Exercise details: Transcribe all of the data exactly. Omit the pictures.

━━ Entries provided ━━

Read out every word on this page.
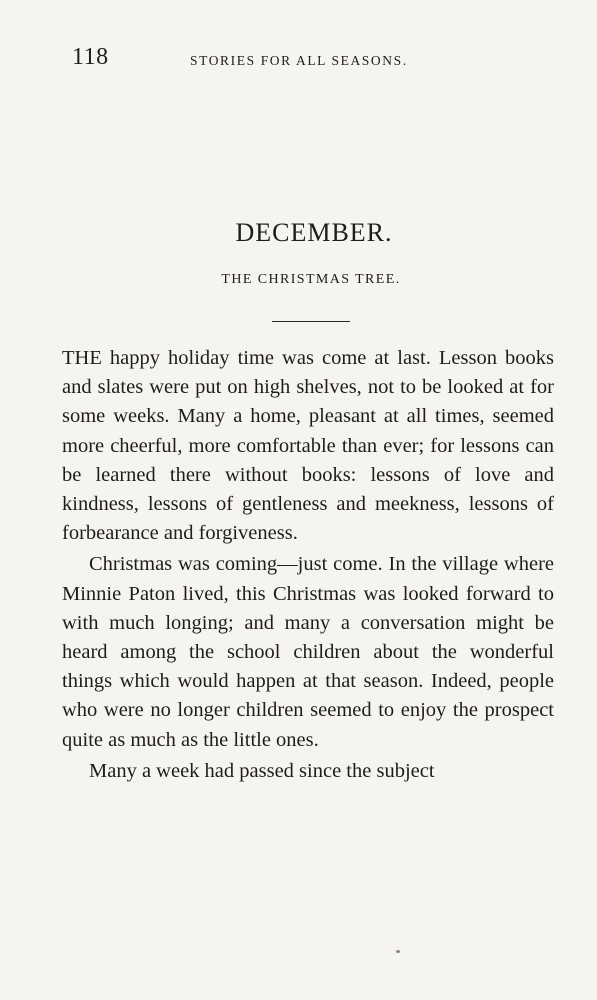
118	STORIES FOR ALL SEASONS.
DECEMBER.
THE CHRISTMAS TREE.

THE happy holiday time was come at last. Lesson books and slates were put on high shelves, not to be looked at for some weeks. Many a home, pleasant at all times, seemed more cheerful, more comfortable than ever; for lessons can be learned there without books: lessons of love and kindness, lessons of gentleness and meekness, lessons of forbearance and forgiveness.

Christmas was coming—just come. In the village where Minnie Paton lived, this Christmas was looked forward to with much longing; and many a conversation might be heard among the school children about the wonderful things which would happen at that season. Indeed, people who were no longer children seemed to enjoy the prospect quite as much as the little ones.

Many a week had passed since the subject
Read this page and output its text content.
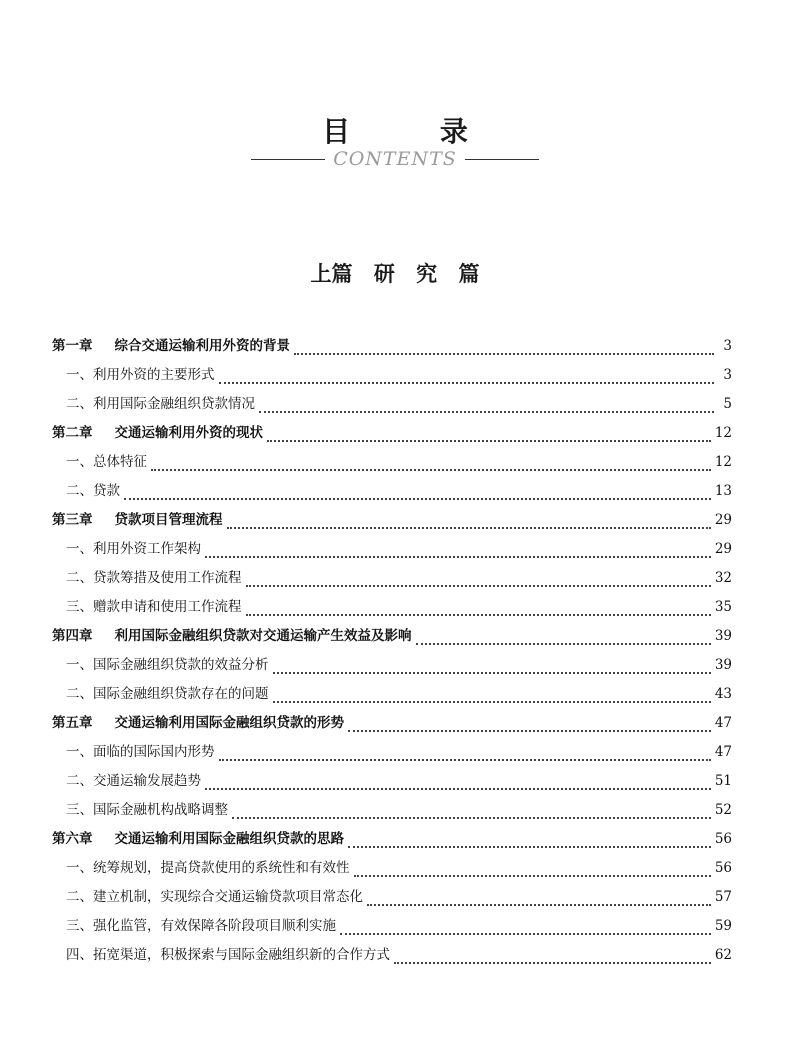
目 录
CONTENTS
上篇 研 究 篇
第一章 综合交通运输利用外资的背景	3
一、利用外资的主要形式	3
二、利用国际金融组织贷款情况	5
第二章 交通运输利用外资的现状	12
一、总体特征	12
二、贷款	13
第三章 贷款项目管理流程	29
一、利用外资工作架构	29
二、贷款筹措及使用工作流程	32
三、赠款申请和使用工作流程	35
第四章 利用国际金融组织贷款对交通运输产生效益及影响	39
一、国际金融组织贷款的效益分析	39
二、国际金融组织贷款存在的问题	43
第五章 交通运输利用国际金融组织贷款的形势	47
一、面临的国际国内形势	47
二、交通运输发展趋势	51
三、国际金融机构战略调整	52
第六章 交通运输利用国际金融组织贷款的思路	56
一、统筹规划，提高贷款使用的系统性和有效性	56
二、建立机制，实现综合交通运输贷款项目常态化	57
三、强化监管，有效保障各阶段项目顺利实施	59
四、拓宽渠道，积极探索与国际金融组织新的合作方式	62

━━━

Solution for this problem:
Read out every word on this page.
118	STORIES FOR ALL SEASONS.
DECEMBER.
THE CHRISTMAS TREE.

THE happy holiday time was come at last. Lesson books and slates were put on high shelves, not to be looked at for some weeks. Many a home, pleasant at all times, seemed more cheerful, more comfortable than ever; for lessons can be learned there without books: lessons of love and kindness, lessons of gentleness and meekness, lessons of forbearance and forgiveness.

Christmas was coming—just come. In the village where Minnie Paton lived, this Christmas was looked forward to with much longing; and many a conversation might be heard among the school children about the wonderful things which would happen at that season. Indeed, people who were no longer children seemed to enjoy the prospect quite as much as the little ones.

Many a week had passed since the subject
Read this page and output its text content.
目 录
CONTENTS
上篇 研 究 篇
第一章 综合交通运输利用外资的背景	3
一、利用外资的主要形式	3
二、利用国际金融组织贷款情况	5
第二章 交通运输利用外资的现状	12
一、总体特征	12
二、贷款	13
第三章 贷款项目管理流程	29
一、利用外资工作架构	29
二、贷款筹措及使用工作流程	32
三、赠款申请和使用工作流程	35
第四章 利用国际金融组织贷款对交通运输产生效益及影响	39
一、国际金融组织贷款的效益分析	39
二、国际金融组织贷款存在的问题	43
第五章 交通运输利用国际金融组织贷款的形势	47
一、面临的国际国内形势	47
二、交通运输发展趋势	51
三、国际金融机构战略调整	52
第六章 交通运输利用国际金融组织贷款的思路	56
一、统筹规划，提高贷款使用的系统性和有效性	56
二、建立机制，实现综合交通运输贷款项目常态化	57
三、强化监管，有效保障各阶段项目顺利实施	59
四、拓宽渠道，积极探索与国际金融组织新的合作方式	62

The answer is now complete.